• Stated task
Gather all lines in the entries below that include the word "screenshot".

• Source data
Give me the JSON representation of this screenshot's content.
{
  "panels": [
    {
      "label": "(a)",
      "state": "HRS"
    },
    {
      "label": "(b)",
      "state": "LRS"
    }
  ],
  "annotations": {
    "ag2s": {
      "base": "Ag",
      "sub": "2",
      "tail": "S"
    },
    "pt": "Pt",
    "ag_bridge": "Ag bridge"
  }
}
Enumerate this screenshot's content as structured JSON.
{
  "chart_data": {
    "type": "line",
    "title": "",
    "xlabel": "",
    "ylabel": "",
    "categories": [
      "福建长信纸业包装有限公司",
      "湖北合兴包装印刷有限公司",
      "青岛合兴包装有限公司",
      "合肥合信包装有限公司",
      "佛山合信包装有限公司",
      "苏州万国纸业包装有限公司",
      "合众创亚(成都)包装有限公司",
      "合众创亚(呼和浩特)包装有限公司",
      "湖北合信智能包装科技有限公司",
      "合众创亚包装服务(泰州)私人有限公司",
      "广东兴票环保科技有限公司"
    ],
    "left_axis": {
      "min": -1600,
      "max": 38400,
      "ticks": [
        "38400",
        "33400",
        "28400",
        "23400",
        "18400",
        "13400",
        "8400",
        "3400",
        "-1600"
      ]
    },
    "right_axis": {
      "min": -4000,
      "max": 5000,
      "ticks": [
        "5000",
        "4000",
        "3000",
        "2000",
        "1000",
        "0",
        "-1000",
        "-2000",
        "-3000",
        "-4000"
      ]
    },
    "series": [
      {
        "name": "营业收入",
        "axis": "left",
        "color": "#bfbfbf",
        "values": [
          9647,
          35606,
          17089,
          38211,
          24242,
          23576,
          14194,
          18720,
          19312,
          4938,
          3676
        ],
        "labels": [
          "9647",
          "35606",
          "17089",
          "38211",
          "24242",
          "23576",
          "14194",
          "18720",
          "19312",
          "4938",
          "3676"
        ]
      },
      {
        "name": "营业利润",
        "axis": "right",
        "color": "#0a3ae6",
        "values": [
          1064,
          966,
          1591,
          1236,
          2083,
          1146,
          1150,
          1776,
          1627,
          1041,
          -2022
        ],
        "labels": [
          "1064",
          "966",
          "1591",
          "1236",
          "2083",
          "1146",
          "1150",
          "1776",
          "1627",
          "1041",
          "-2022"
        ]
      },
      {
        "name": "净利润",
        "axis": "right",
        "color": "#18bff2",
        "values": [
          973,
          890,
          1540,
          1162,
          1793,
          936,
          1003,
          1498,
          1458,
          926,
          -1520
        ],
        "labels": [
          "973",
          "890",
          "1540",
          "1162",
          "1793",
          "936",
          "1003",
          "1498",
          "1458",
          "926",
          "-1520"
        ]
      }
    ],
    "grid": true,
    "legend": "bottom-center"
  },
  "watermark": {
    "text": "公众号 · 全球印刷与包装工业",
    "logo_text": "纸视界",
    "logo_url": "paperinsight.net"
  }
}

• Result of this task
Give me the JSON representation of this screenshot's content.
Enumerate this screenshot's content as structured JSON.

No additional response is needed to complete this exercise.